## PAGE EXTRACT
(begin)

These security events also provide information about other data elements such as “User”, “Port” or “Ip”. This means that security events can be mapped to other data elements depending on the data source and the adversary (sub-)technique.

The source identification process should leverage available documentation about organization-internal security events. We recommend using documentation about your data or examining data source information in open source projects such as DeTT&CT, the Open Source Security Events Metadata (OSSEM), or ATTACK Datamap.

An additional element that we can extract from this step is the data collection location. A simple approach for identifying this information includes documenting the collection layer and platform for the data source:

Collection Layer: Host
Platform: Windows

The most effective data collection strategy will be customized to your unique environment. From a collection layer standpoint, this varies depending on how you collect data in your environment, but Process information is generally collected directly from the endpoint. From a platform perspective, this approach can be replicated on other platforms (e.g., Linux, macOS, Android) with the corresponding data collection locations captured.

2) Identifying Data Elements: Once we identify and understand more about sources of data that can be mapped to an ATT&CK data source, we can start identifying data elements within the data fields that could help us eventually represent adversary behavior from a data perspective. The image below displays how we can extend the concept of an event log and capture the data elements featured within it.

*Figure 3: Process Data Source — Data Elements*

We will also use the data elements identified within the data fields to create and improve the naming of data sources and inform the data source definition. Data source designations are represented by the core data element(s). In the case of Process Monitoring, it makes sense for the data source name to contain “Process” but not “Monitoring,” as monitoring is an activity around the data source that is performed by the organization. Our naming and definition adjustments for “Process” are featured below:

Name: Process
Definition: Information about instances of computer programs that are being executed by at least one thread.

We can leverage this approach across ATT&CK to strategically remove extraneous wording in data sources.

3) Identifying Relationships Among Data Elements: Once we have a better understanding of the data elements and a more relevant definition for the data source itself, we can start extending the data elements information and identifying relationships that exist among them. These relationships can be defined based on the activity described by the collected telemetry. The following image features relationships identified in the security events that are related to the “Process” data source.

(end)

## SUPPLIED INFORMATION
(begin)

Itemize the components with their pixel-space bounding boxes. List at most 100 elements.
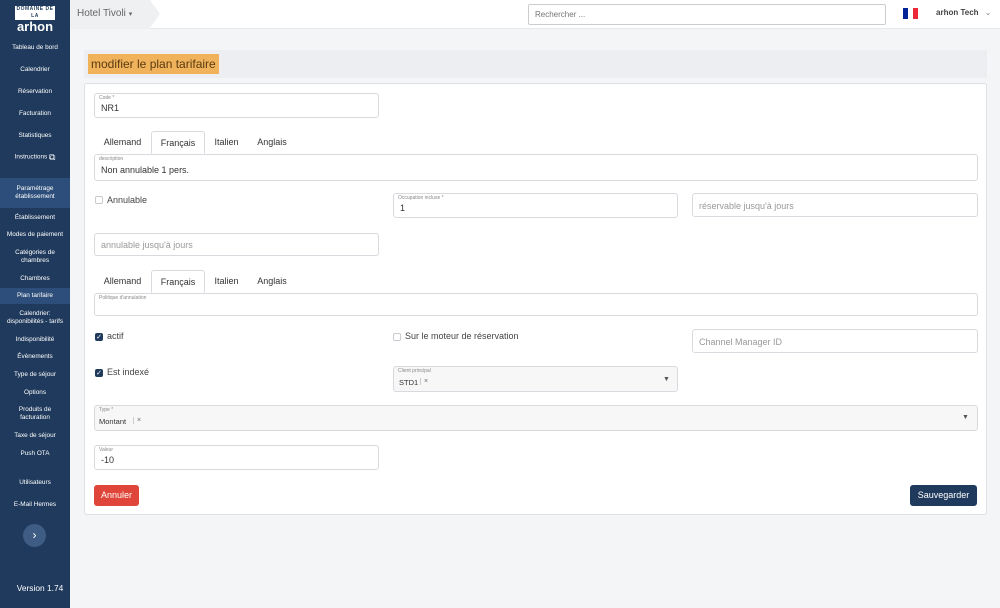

(end)

## SET OF TASKS
1 – In the excerpt on ATT&CK data sources above, why does the new name for the data source leave out the word "Monitoring"?
2 – Repeat word for word the part of the excerpt on ATT&CK data sources above, from "2) Identifying Data" down to "featured within it.".

## OUTPUTS
1 – Monitoring is an activity around the data source that the organization performs.

2 –
2) Identifying Data Elements: Once we identify and understand more about sources of data that can be mapped to an ATT&CK data source, we can start identifying data elements within the data fields that could help us eventually represent adversary behavior from a data perspective. The image below displays how we can extend the concept of an event log and capture the data elements featured within it.